WORK TO DO » Can you transcribe every record below exactly as it appears?

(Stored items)

START

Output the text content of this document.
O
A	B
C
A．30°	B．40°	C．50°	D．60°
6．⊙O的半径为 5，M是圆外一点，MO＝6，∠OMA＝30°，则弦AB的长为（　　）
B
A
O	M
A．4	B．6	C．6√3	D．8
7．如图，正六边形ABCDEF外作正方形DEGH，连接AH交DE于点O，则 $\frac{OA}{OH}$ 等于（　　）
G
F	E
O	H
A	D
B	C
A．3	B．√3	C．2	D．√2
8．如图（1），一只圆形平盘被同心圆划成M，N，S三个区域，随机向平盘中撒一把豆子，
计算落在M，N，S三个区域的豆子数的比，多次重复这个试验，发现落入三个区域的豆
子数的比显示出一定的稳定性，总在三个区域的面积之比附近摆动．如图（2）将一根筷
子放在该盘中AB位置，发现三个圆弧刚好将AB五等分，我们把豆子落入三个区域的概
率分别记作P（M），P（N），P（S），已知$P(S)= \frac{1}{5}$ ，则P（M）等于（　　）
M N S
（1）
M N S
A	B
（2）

END

EXERCISE RESPONSE »
Output the text content of this document.
O
A	B
C
A．30°	B．40°	C．50°	D．60°
6．⊙O的半径为 5，M是圆外一点，MO＝6，∠OMA＝30°，则弦AB的长为（　　）
B
A
O	M
A．4	B．6	C．6√3	D．8
7．如图，正六边形ABCDEF外作正方形DEGH，连接AH交DE于点O，则 $\frac{OA}{OH}$ 等于（　　）
G
F	E
O	H
A	D
B	C
A．3	B．√3	C．2	D．√2
8．如图（1），一只圆形平盘被同心圆划成M，N，S三个区域，随机向平盘中撒一把豆子，
计算落在M，N，S三个区域的豆子数的比，多次重复这个试验，发现落入三个区域的豆
子数的比显示出一定的稳定性，总在三个区域的面积之比附近摆动．如图（2）将一根筷
子放在该盘中AB位置，发现三个圆弧刚好将AB五等分，我们把豆子落入三个区域的概
率分别记作P（M），P（N），P（S），已知$P(S)= \frac{1}{5}$ ，则P（M）等于（　　）
M N S
（1）
M N S
A	B
（2）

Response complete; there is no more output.